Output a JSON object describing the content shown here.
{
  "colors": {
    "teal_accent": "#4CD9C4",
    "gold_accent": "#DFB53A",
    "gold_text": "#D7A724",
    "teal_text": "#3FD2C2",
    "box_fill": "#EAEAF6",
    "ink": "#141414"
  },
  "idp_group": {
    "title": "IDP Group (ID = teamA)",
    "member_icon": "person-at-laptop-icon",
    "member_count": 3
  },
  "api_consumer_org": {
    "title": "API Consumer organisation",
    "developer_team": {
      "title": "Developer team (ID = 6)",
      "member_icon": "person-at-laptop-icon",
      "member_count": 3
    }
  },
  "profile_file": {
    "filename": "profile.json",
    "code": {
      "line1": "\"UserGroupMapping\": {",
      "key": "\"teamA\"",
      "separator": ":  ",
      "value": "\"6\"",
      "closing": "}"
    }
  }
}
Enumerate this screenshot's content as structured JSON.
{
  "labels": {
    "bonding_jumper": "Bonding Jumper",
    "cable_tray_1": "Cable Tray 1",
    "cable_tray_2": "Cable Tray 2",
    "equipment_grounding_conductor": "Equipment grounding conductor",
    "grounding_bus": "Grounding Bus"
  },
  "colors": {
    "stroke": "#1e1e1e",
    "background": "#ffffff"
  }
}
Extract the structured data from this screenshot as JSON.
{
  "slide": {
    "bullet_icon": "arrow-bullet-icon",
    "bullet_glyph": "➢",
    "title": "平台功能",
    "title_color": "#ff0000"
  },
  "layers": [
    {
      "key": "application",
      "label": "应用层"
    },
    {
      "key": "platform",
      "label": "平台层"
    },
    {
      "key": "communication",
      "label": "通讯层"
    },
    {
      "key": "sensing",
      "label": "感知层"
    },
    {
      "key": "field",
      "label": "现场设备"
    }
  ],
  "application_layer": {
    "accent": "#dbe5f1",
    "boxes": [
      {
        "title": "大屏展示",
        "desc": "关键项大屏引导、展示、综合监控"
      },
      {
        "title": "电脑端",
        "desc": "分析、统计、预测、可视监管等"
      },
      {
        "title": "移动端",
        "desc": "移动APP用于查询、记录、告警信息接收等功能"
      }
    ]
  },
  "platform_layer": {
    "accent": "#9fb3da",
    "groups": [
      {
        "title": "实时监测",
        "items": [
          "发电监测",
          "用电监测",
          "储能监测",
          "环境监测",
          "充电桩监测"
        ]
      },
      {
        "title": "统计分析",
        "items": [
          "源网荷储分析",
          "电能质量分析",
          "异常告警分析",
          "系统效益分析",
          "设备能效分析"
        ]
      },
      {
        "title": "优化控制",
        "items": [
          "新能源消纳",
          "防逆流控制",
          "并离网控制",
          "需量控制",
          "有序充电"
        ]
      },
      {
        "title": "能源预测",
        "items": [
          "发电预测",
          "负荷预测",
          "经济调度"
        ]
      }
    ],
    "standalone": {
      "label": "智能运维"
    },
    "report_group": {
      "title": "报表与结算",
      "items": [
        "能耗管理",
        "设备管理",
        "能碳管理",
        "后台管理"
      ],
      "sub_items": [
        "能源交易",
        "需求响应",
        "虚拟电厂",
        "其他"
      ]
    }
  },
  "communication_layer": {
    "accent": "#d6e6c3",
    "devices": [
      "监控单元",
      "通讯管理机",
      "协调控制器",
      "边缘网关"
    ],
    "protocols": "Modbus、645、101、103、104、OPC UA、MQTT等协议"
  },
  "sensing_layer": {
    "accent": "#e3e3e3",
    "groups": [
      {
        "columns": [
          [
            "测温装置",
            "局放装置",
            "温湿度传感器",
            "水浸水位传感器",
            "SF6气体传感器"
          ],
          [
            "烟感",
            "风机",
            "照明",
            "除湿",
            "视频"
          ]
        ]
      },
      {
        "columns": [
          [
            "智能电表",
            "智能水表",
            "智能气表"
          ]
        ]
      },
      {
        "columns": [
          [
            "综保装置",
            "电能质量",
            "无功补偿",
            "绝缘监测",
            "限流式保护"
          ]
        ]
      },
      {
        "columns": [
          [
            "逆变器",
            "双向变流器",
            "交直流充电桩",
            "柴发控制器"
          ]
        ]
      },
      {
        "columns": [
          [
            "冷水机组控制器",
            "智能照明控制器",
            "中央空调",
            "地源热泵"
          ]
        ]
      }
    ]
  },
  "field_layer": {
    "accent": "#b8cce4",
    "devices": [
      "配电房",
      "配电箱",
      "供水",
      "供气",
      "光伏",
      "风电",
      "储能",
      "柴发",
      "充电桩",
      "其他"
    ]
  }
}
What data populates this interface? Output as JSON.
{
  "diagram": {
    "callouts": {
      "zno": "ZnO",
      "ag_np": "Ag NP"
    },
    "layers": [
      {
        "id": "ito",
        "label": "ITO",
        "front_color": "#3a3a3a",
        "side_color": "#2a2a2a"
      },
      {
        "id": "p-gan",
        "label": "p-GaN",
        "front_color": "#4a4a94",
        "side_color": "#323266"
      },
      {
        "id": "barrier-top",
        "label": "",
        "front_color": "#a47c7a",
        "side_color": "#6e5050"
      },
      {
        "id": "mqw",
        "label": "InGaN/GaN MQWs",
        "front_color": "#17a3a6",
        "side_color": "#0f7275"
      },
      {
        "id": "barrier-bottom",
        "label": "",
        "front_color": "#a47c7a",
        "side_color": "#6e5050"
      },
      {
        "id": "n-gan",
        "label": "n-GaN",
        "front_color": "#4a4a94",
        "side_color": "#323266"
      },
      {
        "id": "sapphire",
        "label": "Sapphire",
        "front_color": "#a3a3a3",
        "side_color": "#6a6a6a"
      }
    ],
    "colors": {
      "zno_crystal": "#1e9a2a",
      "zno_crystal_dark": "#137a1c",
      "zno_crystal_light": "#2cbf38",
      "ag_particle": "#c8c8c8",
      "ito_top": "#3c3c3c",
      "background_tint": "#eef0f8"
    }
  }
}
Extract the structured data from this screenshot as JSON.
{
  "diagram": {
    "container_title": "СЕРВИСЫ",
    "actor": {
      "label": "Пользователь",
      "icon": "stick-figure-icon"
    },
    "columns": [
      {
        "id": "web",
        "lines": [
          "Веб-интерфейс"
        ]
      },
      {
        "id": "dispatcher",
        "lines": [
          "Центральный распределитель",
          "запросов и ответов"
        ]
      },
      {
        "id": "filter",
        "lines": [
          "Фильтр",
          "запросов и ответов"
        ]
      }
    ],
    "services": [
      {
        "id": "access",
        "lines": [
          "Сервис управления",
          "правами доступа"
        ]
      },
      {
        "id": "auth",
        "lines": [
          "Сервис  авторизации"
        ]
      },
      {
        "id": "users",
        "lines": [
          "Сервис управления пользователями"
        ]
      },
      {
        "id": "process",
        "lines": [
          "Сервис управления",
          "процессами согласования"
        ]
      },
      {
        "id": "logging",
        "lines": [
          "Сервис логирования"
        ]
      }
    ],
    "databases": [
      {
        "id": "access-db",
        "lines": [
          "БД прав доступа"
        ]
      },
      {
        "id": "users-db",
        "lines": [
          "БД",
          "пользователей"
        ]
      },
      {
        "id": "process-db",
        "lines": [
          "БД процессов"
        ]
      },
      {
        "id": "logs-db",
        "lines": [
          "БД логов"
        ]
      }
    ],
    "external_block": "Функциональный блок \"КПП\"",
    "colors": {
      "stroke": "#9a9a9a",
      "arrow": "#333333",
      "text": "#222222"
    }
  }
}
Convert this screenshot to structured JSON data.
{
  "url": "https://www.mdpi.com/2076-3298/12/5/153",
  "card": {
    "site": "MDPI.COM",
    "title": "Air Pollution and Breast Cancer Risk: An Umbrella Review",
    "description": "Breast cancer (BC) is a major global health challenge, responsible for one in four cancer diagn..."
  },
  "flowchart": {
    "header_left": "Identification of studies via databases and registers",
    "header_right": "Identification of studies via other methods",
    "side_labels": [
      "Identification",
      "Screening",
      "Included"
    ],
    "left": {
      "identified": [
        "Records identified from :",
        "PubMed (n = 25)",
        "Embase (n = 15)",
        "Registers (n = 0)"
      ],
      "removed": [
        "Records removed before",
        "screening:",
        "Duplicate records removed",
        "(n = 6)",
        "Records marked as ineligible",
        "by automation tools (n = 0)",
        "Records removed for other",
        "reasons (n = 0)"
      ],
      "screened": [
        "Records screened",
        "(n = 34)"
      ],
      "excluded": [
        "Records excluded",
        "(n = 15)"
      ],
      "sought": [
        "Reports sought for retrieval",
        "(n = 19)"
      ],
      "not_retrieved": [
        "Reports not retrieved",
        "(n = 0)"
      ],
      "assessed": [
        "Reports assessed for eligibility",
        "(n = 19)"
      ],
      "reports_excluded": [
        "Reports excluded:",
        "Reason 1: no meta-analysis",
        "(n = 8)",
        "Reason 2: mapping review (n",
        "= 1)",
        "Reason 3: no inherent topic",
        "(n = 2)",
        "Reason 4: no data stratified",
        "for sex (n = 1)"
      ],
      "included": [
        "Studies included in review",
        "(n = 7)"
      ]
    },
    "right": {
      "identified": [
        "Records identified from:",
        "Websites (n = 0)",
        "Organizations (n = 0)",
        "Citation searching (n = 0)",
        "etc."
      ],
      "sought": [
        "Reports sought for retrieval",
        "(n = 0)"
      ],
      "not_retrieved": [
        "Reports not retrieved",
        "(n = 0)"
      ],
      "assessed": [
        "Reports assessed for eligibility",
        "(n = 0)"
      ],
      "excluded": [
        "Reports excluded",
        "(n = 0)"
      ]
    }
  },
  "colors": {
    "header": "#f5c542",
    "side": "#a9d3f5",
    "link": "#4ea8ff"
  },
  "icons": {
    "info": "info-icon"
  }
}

= = =

Within the material above, find the lines that contain the word "removed"; copy them.

      "removed": [
        "Records removed before",
        "Duplicate records removed",
        "Records removed for other",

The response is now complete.